YOUR TASK. Below, find each line holding "身份证号" and state how many there are, using the number alone.

▶

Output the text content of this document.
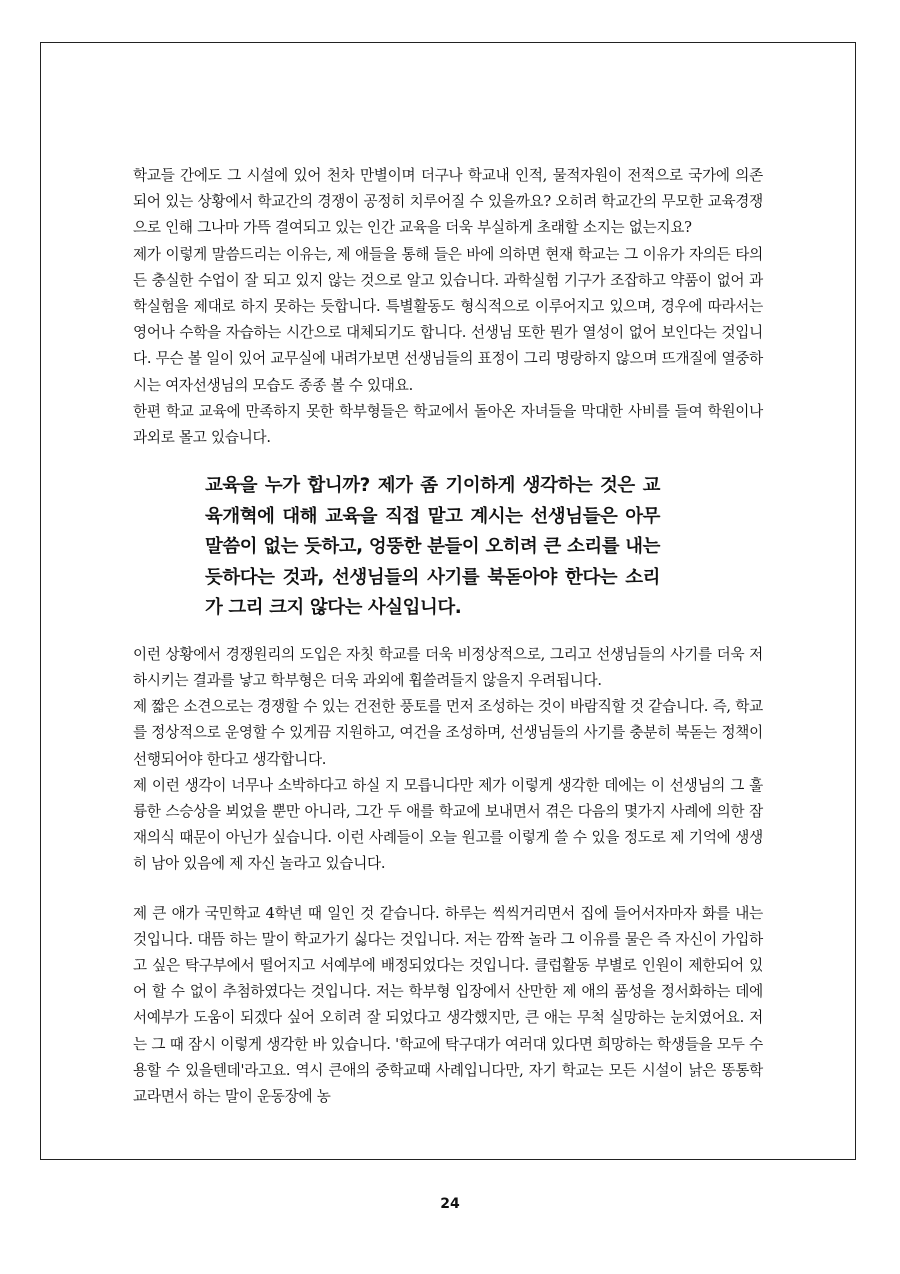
학교들 간에도 그 시설에 있어 천차 만별이며 더구나 학교내 인적, 물적자원이 전적으로 국가에 의존 되어 있는 상황에서 학교간의 경쟁이 공정히 치루어질 수 있을까요? 오히려 학교간의 무모한 교육경쟁으로 인해 그나마 가뜩 결여되고 있는 인간 교육을 더욱 부실하게 초래할 소지는 없는지요?

제가 이렇게 말씀드리는 이유는, 제 애들을 통해 들은 바에 의하면 현재 학교는 그 이유가 자의든 타의든 충실한 수업이 잘 되고 있지 않는 것으로 알고 있습니다. 과학실험 기구가 조잡하고 약품이 없어 과학실험을 제대로 하지 못하는 듯합니다. 특별활동도 형식적으로 이루어지고 있으며, 경우에 따라서는 영어나 수학을 자습하는 시간으로 대체되기도 합니다. 선생님 또한 뭔가 열성이 없어 보인다는 것입니다. 무슨 볼 일이 있어 교무실에 내려가보면 선생님들의 표정이 그리 명랑하지 않으며 뜨개질에 열중하시는 여자선생님의 모습도 종종 볼 수 있대요.

한편 학교 교육에 만족하지 못한 학부형들은 학교에서 돌아온 자녀들을 막대한 사비를 들여 학원이나 과외로 몰고 있습니다.

교육을 누가 합니까? 제가 좀 기이하게 생각하는 것은 교육개혁에 대해 교육을 직접 맡고 계시는 선생님들은 아무 말씀이 없는 듯하고, 엉뚱한 분들이 오히려 큰 소리를 내는 듯하다는 것과, 선생님들의 사기를 북돋아야 한다는 소리가 그리 크지 않다는 사실입니다.

이런 상황에서 경쟁원리의 도입은 자칫 학교를 더욱 비정상적으로, 그리고 선생님들의 사기를 더욱 저하시키는 결과를 낳고 학부형은 더욱 과외에 휩쓸려들지 않을지 우려됩니다.

제 짧은 소견으로는 경쟁할 수 있는 건전한 풍토를 먼저 조성하는 것이 바람직할 것 같습니다. 즉, 학교를 정상적으로 운영할 수 있게끔 지원하고, 여건을 조성하며, 선생님들의 사기를 충분히 북돋는 정책이 선행되어야 한다고 생각합니다.

제 이런 생각이 너무나 소박하다고 하실 지 모릅니다만 제가 이렇게 생각한 데에는 이 선생님의 그 훌륭한 스승상을 뵈었을 뿐만 아니라, 그간 두 애를 학교에 보내면서 겪은 다음의 몇가지 사례에 의한 잠재의식 때문이 아닌가 싶습니다. 이런 사례들이 오늘 원고를 이렇게 쓸 수 있을 정도로 제 기억에 생생히 남아 있음에 제 자신 놀라고 있습니다.

제 큰 애가 국민학교 4학년 때 일인 것 같습니다. 하루는 씩씩거리면서 집에 들어서자마자 화를 내는 것입니다. 대뜸 하는 말이 학교가기 싫다는 것입니다. 저는 깜짝 놀라 그 이유를 물은 즉 자신이 가입하고 싶은 탁구부에서 떨어지고 서예부에 배정되었다는 것입니다. 클럽활동 부별로 인원이 제한되어 있어 할 수 없이 추첨하였다는 것입니다. 저는 학부형 입장에서 산만한 제 애의 품성을 정서화하는 데에 서예부가 도움이 되겠다 싶어 오히려 잘 되었다고 생각했지만, 큰 애는 무척 실망하는 눈치였어요. 저는 그 때 잠시 이렇게 생각한 바 있습니다. '학교에 탁구대가 여러대 있다면 희망하는 학생들을 모두 수용할 수 있을텐데'라고요. 역시 큰애의 중학교때 사례입니다만, 자기 학교는 모든 시설이 낡은 똥통학교라면서 하는 말이 운동장에 농

24
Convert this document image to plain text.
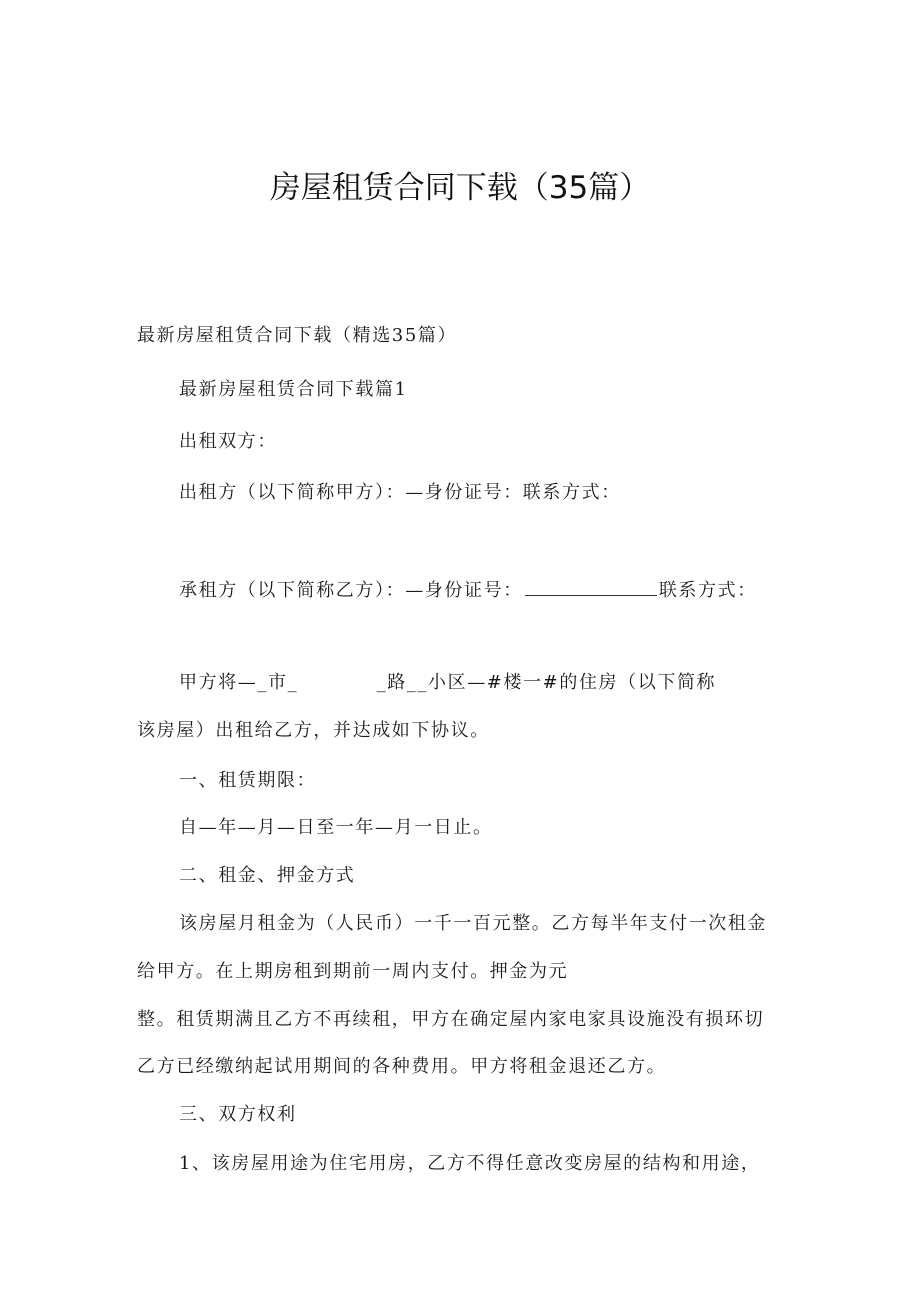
房屋租赁合同下载（35篇）

最新房屋租赁合同下载（精选35篇）

最新房屋租赁合同下载篇1

出租双方：

出租方（以下简称甲方）：—身份证号：联系方式：

承租方（以下简称乙方）：—身份证号：	联系方式：

甲方将—_市_　　　　_路__小区—#楼一#的住房（以下简称

该房屋）出租给乙方，并达成如下协议。

一、租赁期限：

自—年—月—日至一年—月一日止。

二、租金、押金方式

该房屋月租金为（人民币）一千一百元整。乙方每半年支付一次租金

给甲方。在上期房租到期前一周内支付。押金为元

整。租赁期满且乙方不再续租，甲方在确定屋内家电家具设施没有损环切

乙方已经缴纳起试用期间的各种费用。甲方将租金退还乙方。

三、双方权利

1、该房屋用途为住宅用房，乙方不得任意改变房屋的结构和用途，
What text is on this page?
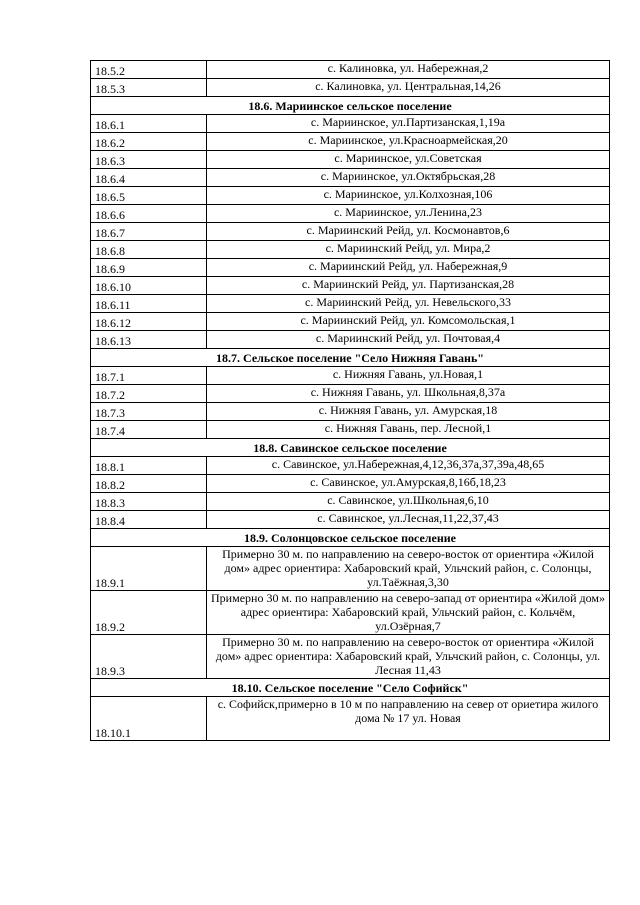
18.5.2	с. Калиновка, ул. Набережная,2
18.5.3	с. Калиновка, ул. Центральная,14,26
18.6. Мариинское сельское поселение	
18.6.1	с. Мариинское, ул.Партизанская,1,19а
18.6.2	с. Мариинское, ул.Красноармейская,20
18.6.3	с. Мариинское, ул.Советская
18.6.4	с. Мариинское, ул.Октябрьская,28
18.6.5	с. Мариинское, ул.Колхозная,106
18.6.6	с. Мариинское, ул.Ленина,23
18.6.7	с. Мариинский Рейд, ул. Космонавтов,6
18.6.8	с. Мариинский Рейд, ул. Мира,2
18.6.9	с. Мариинский Рейд, ул. Набережная,9
18.6.10	с. Мариинский Рейд, ул. Партизанская,28
18.6.11	с. Мариинский Рейд, ул. Невельского,33
18.6.12	с. Мариинский Рейд, ул. Комсомольская,1
18.6.13	с. Мариинский Рейд, ул. Почтовая,4
18.7. Сельское поселение "Село Нижняя Гавань"	
18.7.1	с. Нижняя Гавань, ул.Новая,1
18.7.2	с. Нижняя Гавань, ул. Школьная,8,37а
18.7.3	с. Нижняя Гавань, ул. Амурская,18
18.7.4	с. Нижняя Гавань, пер. Лесной,1
18.8. Савинское сельское поселение	
18.8.1	с. Савинское, ул.Набережная,4,12,36,37а,37,39а,48,65
18.8.2	с. Савинское, ул.Амурская,8,16б,18,23
18.8.3	с. Савинское, ул.Школьная,6,10
18.8.4	с. Савинское, ул.Лесная,11,22,37,43
18.9. Солонцовское сельское поселение	
18.9.1	Примерно 30 м. по направлению на северо-восток от ориентира «Жилой дом» адрес ориентира: Хабаровский край, Ульчский район, с. Солонцы, ул.Таёжная,3,30
18.9.2	Примерно 30 м. по направлению на северо-запад от ориентира «Жилой дом» адрес ориентира: Хабаровский край, Ульчский район, с. Кольчём, ул.Озёрная,7
18.9.3	Примерно 30 м. по направлению на северо-восток от ориентира «Жилой дом» адрес ориентира: Хабаровский край, Ульчский район, с. Солонцы, ул. Лесная 11,43
18.10. Сельское поселение "Село Софийск"	
18.10.1	с. Софийск,примерно в 10 м по направлению на север от ориетира жилого дома № 17 ул. Новая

◀

RESPONSE FOR THIS EXERCISE. 2